_Set exercise:_ Omit the images. Copy each entry word for word.

_Dataset extract:_
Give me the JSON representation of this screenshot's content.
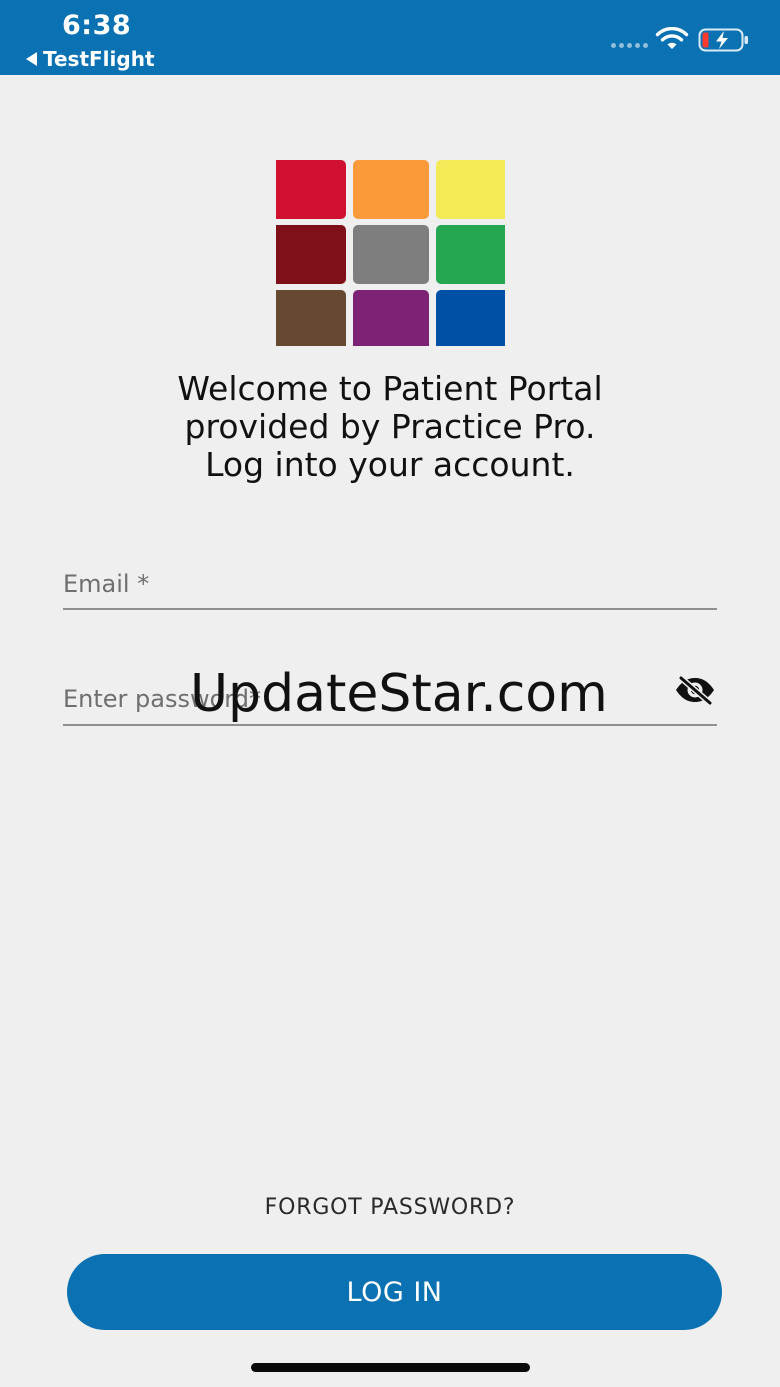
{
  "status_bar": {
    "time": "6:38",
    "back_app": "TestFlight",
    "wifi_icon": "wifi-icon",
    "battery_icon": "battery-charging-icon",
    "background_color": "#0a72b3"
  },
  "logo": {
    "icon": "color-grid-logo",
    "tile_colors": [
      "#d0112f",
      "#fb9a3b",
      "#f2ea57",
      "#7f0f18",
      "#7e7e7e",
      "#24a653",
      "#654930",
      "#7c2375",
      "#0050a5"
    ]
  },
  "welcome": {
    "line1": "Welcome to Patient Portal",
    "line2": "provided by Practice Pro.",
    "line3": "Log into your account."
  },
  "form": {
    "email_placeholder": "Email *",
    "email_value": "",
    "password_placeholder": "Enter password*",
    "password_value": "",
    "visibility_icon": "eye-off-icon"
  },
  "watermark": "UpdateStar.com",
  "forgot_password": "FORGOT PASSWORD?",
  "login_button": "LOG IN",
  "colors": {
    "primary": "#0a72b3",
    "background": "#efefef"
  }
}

_Output for this exercise:_
Give me the JSON representation of this screenshot's content.
{
  "status_bar": {
    "time": "6:38",
    "back_app": "TestFlight",
    "wifi_icon": "wifi-icon",
    "battery_icon": "battery-charging-icon",
    "background_color": "#0a72b3"
  },
  "logo": {
    "icon": "color-grid-logo",
    "tile_colors": [
      "#d0112f",
      "#fb9a3b",
      "#f2ea57",
      "#7f0f18",
      "#7e7e7e",
      "#24a653",
      "#654930",
      "#7c2375",
      "#0050a5"
    ]
  },
  "welcome": {
    "line1": "Welcome to Patient Portal",
    "line2": "provided by Practice Pro.",
    "line3": "Log into your account."
  },
  "form": {
    "email_placeholder": "Email *",
    "email_value": "",
    "password_placeholder": "Enter password*",
    "password_value": "",
    "visibility_icon": "eye-off-icon"
  },
  "watermark": "UpdateStar.com",
  "forgot_password": "FORGOT PASSWORD?",
  "login_button": "LOG IN",
  "colors": {
    "primary": "#0a72b3",
    "background": "#efefef"
  }
}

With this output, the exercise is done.